# start of Input

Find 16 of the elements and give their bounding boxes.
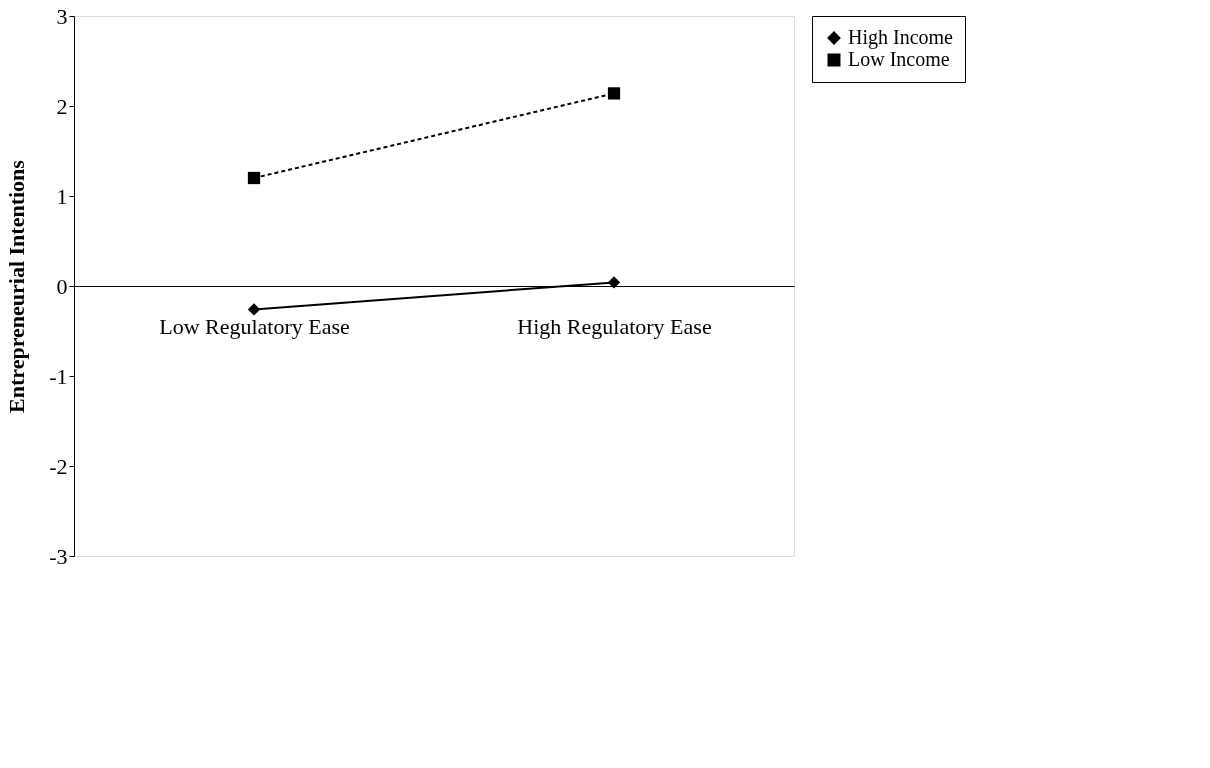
legend-label: High Income (848, 26, 954, 49)
point (247, 303, 261, 316)
x-tick-label: High Regulatory Ease (517, 313, 712, 339)
y-tick-label: 2 (56, 93, 68, 119)
y-tick-label: 1 (56, 183, 68, 209)
point (247, 171, 261, 185)
y-tick-label: -2 (49, 453, 68, 479)
point (607, 87, 621, 100)
y-axis-title: Entrepreneurial Intentions (4, 159, 30, 413)
point (607, 276, 621, 289)
y-tick-label: -3 (49, 543, 68, 569)
y-tick-label: -1 (49, 363, 68, 389)
y-tick-label: 0 (56, 273, 68, 299)
y-tick-label: 3 (56, 3, 68, 29)
x-tick-label: Low Regulatory Ease (159, 313, 350, 339)
legend-label: Low Income (848, 48, 950, 70)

# end of Input

▶ [Stated goal]:
Rewrite all the data above, changing every "Regulatory Ease" to "Regulatory Simplicity" and keeping everything else the same. Leave the pictures out.

▶ [Complete answer]:
Find 16 of the elements and give their bounding boxes.
legend-label: High Income (848, 26, 954, 49)
point (247, 303, 261, 316)
x-tick-label: High Regulatory Simplicity (517, 313, 712, 339)
y-tick-label: 2 (56, 93, 68, 119)
y-tick-label: 1 (56, 183, 68, 209)
point (247, 171, 261, 185)
y-tick-label: -2 (49, 453, 68, 479)
point (607, 87, 621, 100)
y-axis-title: Entrepreneurial Intentions (4, 159, 30, 413)
point (607, 276, 621, 289)
y-tick-label: -3 (49, 543, 68, 569)
y-tick-label: -1 (49, 363, 68, 389)
y-tick-label: 0 (56, 273, 68, 299)
y-tick-label: 3 (56, 3, 68, 29)
x-tick-label: Low Regulatory Simplicity (159, 313, 350, 339)
legend-label: Low Income (848, 48, 950, 70)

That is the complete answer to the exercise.